(Figure content listings)
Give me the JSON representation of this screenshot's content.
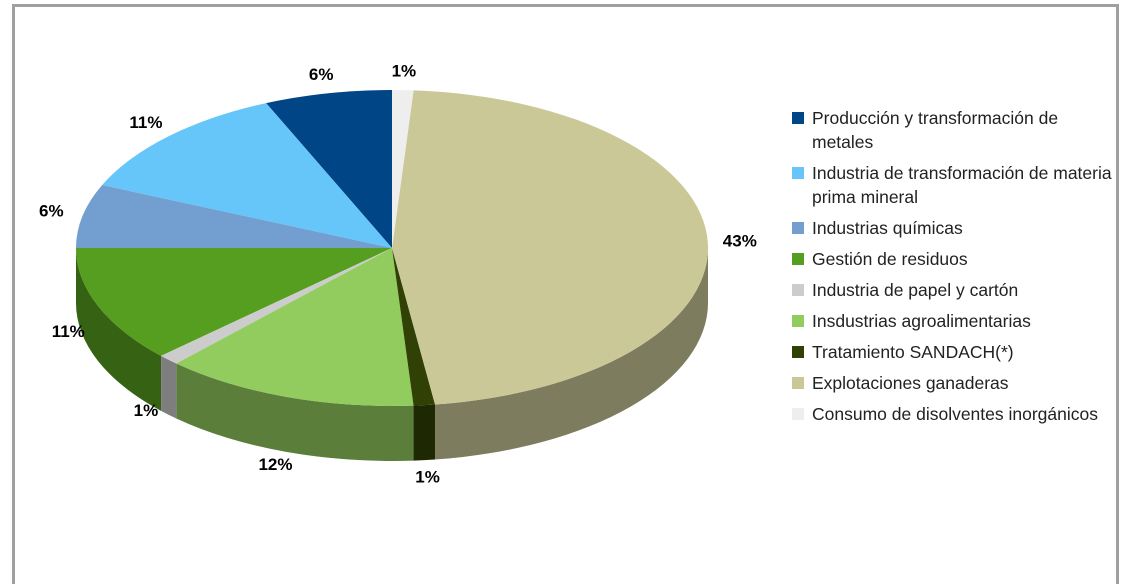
{
  "chart_data": {
    "type": "pie",
    "categories": [
      "Producción y transformación de metales",
      "Industria de transformación de materia prima mineral",
      "Industrias químicas",
      "Gestión de residuos",
      "Industria de papel y cartón",
      "Insdustrias agroalimentarias",
      "Tratamiento SANDACH(*)",
      "Explotaciones ganaderas",
      "Consumo de disolventes inorgánicos"
    ],
    "values": [
      6,
      11,
      6,
      11,
      1,
      12,
      1,
      43,
      1
    ],
    "value_labels": [
      "6%",
      "11%",
      "6%",
      "11%",
      "1%",
      "12%",
      "1%",
      "43%",
      "1%"
    ],
    "colors": [
      "#004586",
      "#66c6fa",
      "#729fcf",
      "#559e1f",
      "#cccccc",
      "#92cc5e",
      "#314004",
      "#cbc897",
      "#eeeeee"
    ],
    "legend": "right"
  }
}
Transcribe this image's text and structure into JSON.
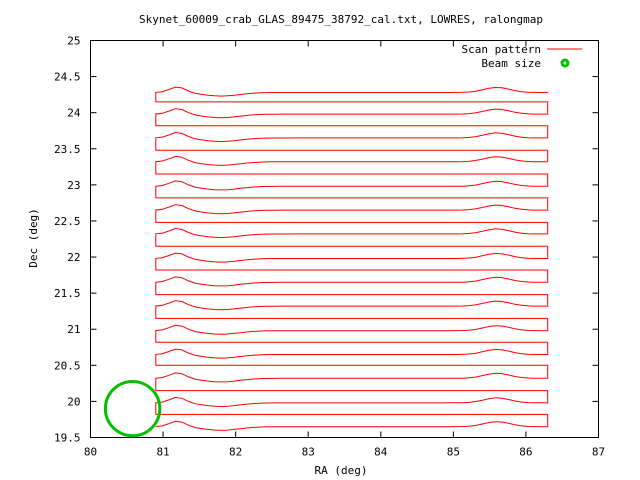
{
  "chart_data": {
    "type": "line",
    "title": "Skynet_60009_crab_GLAS_89475_38792_cal.txt, LOWRES, ralongmap",
    "xlabel": "RA (deg)",
    "ylabel": "Dec (deg)",
    "xlim": [
      80,
      87
    ],
    "ylim": [
      19.5,
      25
    ],
    "x_ticks": [
      "80",
      "81",
      "82",
      "83",
      "84",
      "85",
      "86",
      "87"
    ],
    "y_ticks": [
      "19.5",
      "20",
      "20.5",
      "21",
      "21.5",
      "22",
      "22.5",
      "23",
      "23.5",
      "24",
      "24.5",
      "25"
    ],
    "grid": false,
    "legend_position": "top-right",
    "legend": [
      {
        "label": "Scan pattern",
        "color": "#ff0000",
        "style": "line"
      },
      {
        "label": "Beam size",
        "color": "#00c000",
        "style": "circle"
      }
    ],
    "scan_pattern": {
      "ra_start": 80.9,
      "ra_end": 86.3,
      "dec_levels": [
        19.65,
        19.82,
        19.98,
        20.15,
        20.32,
        20.5,
        20.65,
        20.82,
        20.98,
        21.15,
        21.32,
        21.48,
        21.65,
        21.82,
        21.98,
        22.15,
        22.32,
        22.48,
        22.65,
        22.82,
        22.98,
        23.15,
        23.32,
        23.48,
        23.65,
        23.82,
        23.98,
        24.15,
        24.28
      ]
    },
    "beam": {
      "ra": 80.58,
      "dec": 19.9,
      "diameter_deg": 0.75
    }
  }
}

Stated goal:
Copy all of the entries verbatim, leaving out any pictures they contain.

The answer:
Give me the JSON representation of this screenshot's content.
{
  "chart_data": {
    "type": "pie",
    "categories": [
      "Producción y transformación de metales",
      "Industria de transformación de materia prima mineral",
      "Industrias químicas",
      "Gestión de residuos",
      "Industria de papel y cartón",
      "Insdustrias agroalimentarias",
      "Tratamiento SANDACH(*)",
      "Explotaciones ganaderas",
      "Consumo de disolventes inorgánicos"
    ],
    "values": [
      6,
      11,
      6,
      11,
      1,
      12,
      1,
      43,
      1
    ],
    "value_labels": [
      "6%",
      "11%",
      "6%",
      "11%",
      "1%",
      "12%",
      "1%",
      "43%",
      "1%"
    ],
    "colors": [
      "#004586",
      "#66c6fa",
      "#729fcf",
      "#559e1f",
      "#cccccc",
      "#92cc5e",
      "#314004",
      "#cbc897",
      "#eeeeee"
    ],
    "legend": "right"
  }
}
Transcribe this image's text and structure into JSON.
{
  "chart_data": {
    "type": "line",
    "title": "Skynet_60009_crab_GLAS_89475_38792_cal.txt, LOWRES, ralongmap",
    "xlabel": "RA (deg)",
    "ylabel": "Dec (deg)",
    "xlim": [
      80,
      87
    ],
    "ylim": [
      19.5,
      25
    ],
    "x_ticks": [
      "80",
      "81",
      "82",
      "83",
      "84",
      "85",
      "86",
      "87"
    ],
    "y_ticks": [
      "19.5",
      "20",
      "20.5",
      "21",
      "21.5",
      "22",
      "22.5",
      "23",
      "23.5",
      "24",
      "24.5",
      "25"
    ],
    "grid": false,
    "legend_position": "top-right",
    "legend": [
      {
        "label": "Scan pattern",
        "color": "#ff0000",
        "style": "line"
      },
      {
        "label": "Beam size",
        "color": "#00c000",
        "style": "circle"
      }
    ],
    "scan_pattern": {
      "ra_start": 80.9,
      "ra_end": 86.3,
      "dec_levels": [
        19.65,
        19.82,
        19.98,
        20.15,
        20.32,
        20.5,
        20.65,
        20.82,
        20.98,
        21.15,
        21.32,
        21.48,
        21.65,
        21.82,
        21.98,
        22.15,
        22.32,
        22.48,
        22.65,
        22.82,
        22.98,
        23.15,
        23.32,
        23.48,
        23.65,
        23.82,
        23.98,
        24.15,
        24.28
      ]
    },
    "beam": {
      "ra": 80.58,
      "dec": 19.9,
      "diameter_deg": 0.75
    }
  }
}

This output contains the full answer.